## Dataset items
<<<<

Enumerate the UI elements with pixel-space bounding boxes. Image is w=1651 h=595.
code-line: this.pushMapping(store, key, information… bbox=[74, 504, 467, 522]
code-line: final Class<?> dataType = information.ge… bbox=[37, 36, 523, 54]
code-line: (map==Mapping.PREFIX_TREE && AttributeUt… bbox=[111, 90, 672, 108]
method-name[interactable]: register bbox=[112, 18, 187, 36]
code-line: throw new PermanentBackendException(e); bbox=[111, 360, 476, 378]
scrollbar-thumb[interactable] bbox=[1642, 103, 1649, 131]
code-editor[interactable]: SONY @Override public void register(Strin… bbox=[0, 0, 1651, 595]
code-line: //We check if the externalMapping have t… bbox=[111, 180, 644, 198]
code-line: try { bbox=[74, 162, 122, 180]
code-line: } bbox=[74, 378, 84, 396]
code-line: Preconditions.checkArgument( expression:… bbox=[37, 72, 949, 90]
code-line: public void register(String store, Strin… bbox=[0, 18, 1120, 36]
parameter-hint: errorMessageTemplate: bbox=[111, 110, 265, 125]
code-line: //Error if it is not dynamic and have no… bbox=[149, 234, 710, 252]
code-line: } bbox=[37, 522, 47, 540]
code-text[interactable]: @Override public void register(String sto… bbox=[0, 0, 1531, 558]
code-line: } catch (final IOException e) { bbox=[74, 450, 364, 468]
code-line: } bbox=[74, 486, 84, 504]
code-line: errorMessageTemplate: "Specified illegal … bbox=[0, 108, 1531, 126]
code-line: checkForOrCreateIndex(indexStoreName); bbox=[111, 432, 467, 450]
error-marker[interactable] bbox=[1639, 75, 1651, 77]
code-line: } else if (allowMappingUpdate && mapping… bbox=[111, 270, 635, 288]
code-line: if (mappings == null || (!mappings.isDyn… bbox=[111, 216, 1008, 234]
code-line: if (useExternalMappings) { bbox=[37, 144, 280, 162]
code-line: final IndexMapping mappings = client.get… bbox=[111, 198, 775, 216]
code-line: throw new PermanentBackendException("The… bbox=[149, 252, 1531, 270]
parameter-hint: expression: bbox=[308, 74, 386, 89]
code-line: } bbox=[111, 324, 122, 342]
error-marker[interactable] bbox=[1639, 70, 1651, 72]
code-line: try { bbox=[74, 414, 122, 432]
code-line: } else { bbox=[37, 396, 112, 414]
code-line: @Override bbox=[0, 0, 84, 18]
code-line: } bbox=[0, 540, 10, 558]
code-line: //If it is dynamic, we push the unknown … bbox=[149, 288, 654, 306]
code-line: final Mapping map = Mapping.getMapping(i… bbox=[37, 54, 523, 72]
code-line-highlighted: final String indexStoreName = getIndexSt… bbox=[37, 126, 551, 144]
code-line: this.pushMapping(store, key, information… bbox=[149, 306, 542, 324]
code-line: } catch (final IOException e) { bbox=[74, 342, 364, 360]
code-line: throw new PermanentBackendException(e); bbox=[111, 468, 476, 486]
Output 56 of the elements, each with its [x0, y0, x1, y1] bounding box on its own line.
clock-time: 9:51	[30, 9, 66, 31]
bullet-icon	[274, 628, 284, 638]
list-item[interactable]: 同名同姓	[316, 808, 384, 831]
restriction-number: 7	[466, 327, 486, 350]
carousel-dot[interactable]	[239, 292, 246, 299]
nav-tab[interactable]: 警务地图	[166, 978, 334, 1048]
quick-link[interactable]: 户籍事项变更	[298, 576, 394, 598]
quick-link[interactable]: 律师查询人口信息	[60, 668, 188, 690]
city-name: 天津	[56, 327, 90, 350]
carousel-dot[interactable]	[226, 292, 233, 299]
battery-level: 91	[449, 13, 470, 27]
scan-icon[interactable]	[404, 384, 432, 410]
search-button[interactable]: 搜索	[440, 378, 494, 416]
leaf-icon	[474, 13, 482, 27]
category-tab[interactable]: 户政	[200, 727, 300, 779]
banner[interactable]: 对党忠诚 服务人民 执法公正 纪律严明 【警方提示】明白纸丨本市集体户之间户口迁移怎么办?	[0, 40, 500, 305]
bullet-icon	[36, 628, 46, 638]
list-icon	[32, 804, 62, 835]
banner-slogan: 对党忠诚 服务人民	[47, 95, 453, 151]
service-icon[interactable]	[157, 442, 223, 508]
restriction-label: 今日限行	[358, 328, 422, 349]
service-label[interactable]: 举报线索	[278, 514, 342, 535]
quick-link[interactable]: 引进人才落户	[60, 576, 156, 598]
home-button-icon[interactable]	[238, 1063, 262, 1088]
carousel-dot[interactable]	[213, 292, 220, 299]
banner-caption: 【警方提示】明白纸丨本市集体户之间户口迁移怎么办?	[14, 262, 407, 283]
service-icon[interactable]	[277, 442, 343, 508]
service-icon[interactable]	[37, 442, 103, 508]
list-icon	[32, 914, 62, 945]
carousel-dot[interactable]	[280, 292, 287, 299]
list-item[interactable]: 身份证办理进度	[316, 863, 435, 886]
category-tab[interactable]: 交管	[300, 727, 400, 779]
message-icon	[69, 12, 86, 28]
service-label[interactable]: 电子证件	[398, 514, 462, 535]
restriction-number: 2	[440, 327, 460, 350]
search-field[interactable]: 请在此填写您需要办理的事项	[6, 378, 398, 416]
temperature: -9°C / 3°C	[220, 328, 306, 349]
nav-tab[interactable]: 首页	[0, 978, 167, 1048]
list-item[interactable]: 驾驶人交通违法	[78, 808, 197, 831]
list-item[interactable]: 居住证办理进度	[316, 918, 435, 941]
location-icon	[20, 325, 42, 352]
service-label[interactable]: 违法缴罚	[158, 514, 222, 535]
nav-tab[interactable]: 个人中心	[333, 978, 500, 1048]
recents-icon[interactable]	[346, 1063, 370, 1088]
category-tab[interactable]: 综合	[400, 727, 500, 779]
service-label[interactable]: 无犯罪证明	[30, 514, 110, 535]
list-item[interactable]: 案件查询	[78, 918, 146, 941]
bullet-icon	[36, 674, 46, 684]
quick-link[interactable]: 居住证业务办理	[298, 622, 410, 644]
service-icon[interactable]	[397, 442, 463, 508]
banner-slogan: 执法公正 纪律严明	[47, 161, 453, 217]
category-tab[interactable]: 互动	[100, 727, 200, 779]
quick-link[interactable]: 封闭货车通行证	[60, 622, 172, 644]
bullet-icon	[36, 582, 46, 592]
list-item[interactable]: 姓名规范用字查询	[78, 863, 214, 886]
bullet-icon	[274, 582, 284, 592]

>>>>

## GIVEN INSTRUCTION
Retype all of the lines above, keeping every character the same.

## THE ANSWER
Enumerate the UI elements with pixel-space bounding boxes. Image is w=1651 h=595.
code-line: this.pushMapping(store, key, information… bbox=[74, 504, 467, 522]
code-line: final Class<?> dataType = information.ge… bbox=[37, 36, 523, 54]
code-line: (map==Mapping.PREFIX_TREE && AttributeUt… bbox=[111, 90, 672, 108]
method-name[interactable]: register bbox=[112, 18, 187, 36]
code-line: throw new PermanentBackendException(e); bbox=[111, 360, 476, 378]
scrollbar-thumb[interactable] bbox=[1642, 103, 1649, 131]
code-editor[interactable]: SONY @Override public void register(Strin… bbox=[0, 0, 1651, 595]
code-line: //We check if the externalMapping have t… bbox=[111, 180, 644, 198]
code-line: try { bbox=[74, 162, 122, 180]
code-line: } bbox=[74, 378, 84, 396]
code-line: Preconditions.checkArgument( expression:… bbox=[37, 72, 949, 90]
code-line: public void register(String store, Strin… bbox=[0, 18, 1120, 36]
parameter-hint: errorMessageTemplate: bbox=[111, 110, 265, 125]
code-line: //Error if it is not dynamic and have no… bbox=[149, 234, 710, 252]
code-line: } bbox=[37, 522, 47, 540]
code-text[interactable]: @Override public void register(String sto… bbox=[0, 0, 1531, 558]
code-line: } catch (final IOException e) { bbox=[74, 450, 364, 468]
code-line: } bbox=[74, 486, 84, 504]
code-line: errorMessageTemplate: "Specified illegal … bbox=[0, 108, 1531, 126]
code-line: checkForOrCreateIndex(indexStoreName); bbox=[111, 432, 467, 450]
error-marker[interactable] bbox=[1639, 75, 1651, 77]
code-line: } else if (allowMappingUpdate && mapping… bbox=[111, 270, 635, 288]
code-line: if (mappings == null || (!mappings.isDyn… bbox=[111, 216, 1008, 234]
code-line: if (useExternalMappings) { bbox=[37, 144, 280, 162]
code-line: final IndexMapping mappings = client.get… bbox=[111, 198, 775, 216]
code-line: throw new PermanentBackendException("The… bbox=[149, 252, 1531, 270]
parameter-hint: expression: bbox=[308, 74, 386, 89]
code-line: } bbox=[111, 324, 122, 342]
error-marker[interactable] bbox=[1639, 70, 1651, 72]
code-line: try { bbox=[74, 414, 122, 432]
code-line: } else { bbox=[37, 396, 112, 414]
code-line: @Override bbox=[0, 0, 84, 18]
code-line: } bbox=[0, 540, 10, 558]
code-line: //If it is dynamic, we push the unknown … bbox=[149, 288, 654, 306]
code-line: final Mapping map = Mapping.getMapping(i… bbox=[37, 54, 523, 72]
code-line-highlighted: final String indexStoreName = getIndexSt… bbox=[37, 126, 551, 144]
code-line: this.pushMapping(store, key, information… bbox=[149, 306, 542, 324]
code-line: } catch (final IOException e) { bbox=[74, 342, 364, 360]
code-line: throw new PermanentBackendException(e); bbox=[111, 468, 476, 486]
Output 56 of the elements, each with its [x0, y0, x1, y1] bounding box on its own line.
clock-time: 9:51	[30, 9, 66, 31]
bullet-icon	[274, 628, 284, 638]
list-item[interactable]: 同名同姓	[316, 808, 384, 831]
restriction-number: 7	[466, 327, 486, 350]
carousel-dot[interactable]	[239, 292, 246, 299]
nav-tab[interactable]: 警务地图	[166, 978, 334, 1048]
quick-link[interactable]: 户籍事项变更	[298, 576, 394, 598]
quick-link[interactable]: 律师查询人口信息	[60, 668, 188, 690]
city-name: 天津	[56, 327, 90, 350]
carousel-dot[interactable]	[226, 292, 233, 299]
battery-level: 91	[449, 13, 470, 27]
scan-icon[interactable]	[404, 384, 432, 410]
search-button[interactable]: 搜索	[440, 378, 494, 416]
leaf-icon	[474, 13, 482, 27]
category-tab[interactable]: 户政	[200, 727, 300, 779]
banner[interactable]: 对党忠诚 服务人民 执法公正 纪律严明 【警方提示】明白纸丨本市集体户之间户口迁移怎么办?	[0, 40, 500, 305]
bullet-icon	[36, 628, 46, 638]
list-icon	[32, 804, 62, 835]
banner-slogan: 对党忠诚 服务人民	[47, 95, 453, 151]
service-icon[interactable]	[157, 442, 223, 508]
restriction-label: 今日限行	[358, 328, 422, 349]
service-label[interactable]: 举报线索	[278, 514, 342, 535]
quick-link[interactable]: 引进人才落户	[60, 576, 156, 598]
home-button-icon[interactable]	[238, 1063, 262, 1088]
carousel-dot[interactable]	[213, 292, 220, 299]
banner-caption: 【警方提示】明白纸丨本市集体户之间户口迁移怎么办?	[14, 262, 407, 283]
service-icon[interactable]	[277, 442, 343, 508]
service-icon[interactable]	[37, 442, 103, 508]
list-icon	[32, 914, 62, 945]
carousel-dot[interactable]	[280, 292, 287, 299]
list-item[interactable]: 身份证办理进度	[316, 863, 435, 886]
category-tab[interactable]: 交管	[300, 727, 400, 779]
message-icon	[69, 12, 86, 28]
service-label[interactable]: 电子证件	[398, 514, 462, 535]
restriction-number: 2	[440, 327, 460, 350]
search-field[interactable]: 请在此填写您需要办理的事项	[6, 378, 398, 416]
temperature: -9°C / 3°C	[220, 328, 306, 349]
nav-tab[interactable]: 首页	[0, 978, 167, 1048]
list-item[interactable]: 驾驶人交通违法	[78, 808, 197, 831]
list-item[interactable]: 居住证办理进度	[316, 918, 435, 941]
location-icon	[20, 325, 42, 352]
service-label[interactable]: 违法缴罚	[158, 514, 222, 535]
nav-tab[interactable]: 个人中心	[333, 978, 500, 1048]
recents-icon[interactable]	[346, 1063, 370, 1088]
category-tab[interactable]: 综合	[400, 727, 500, 779]
service-label[interactable]: 无犯罪证明	[30, 514, 110, 535]
list-item[interactable]: 案件查询	[78, 918, 146, 941]
bullet-icon	[36, 674, 46, 684]
quick-link[interactable]: 居住证业务办理	[298, 622, 410, 644]
service-icon[interactable]	[397, 442, 463, 508]
banner-slogan: 执法公正 纪律严明	[47, 161, 453, 217]
category-tab[interactable]: 互动	[100, 727, 200, 779]
quick-link[interactable]: 封闭货车通行证	[60, 622, 172, 644]
bullet-icon	[36, 582, 46, 592]
list-item[interactable]: 姓名规范用字查询	[78, 863, 214, 886]
bullet-icon	[274, 582, 284, 592]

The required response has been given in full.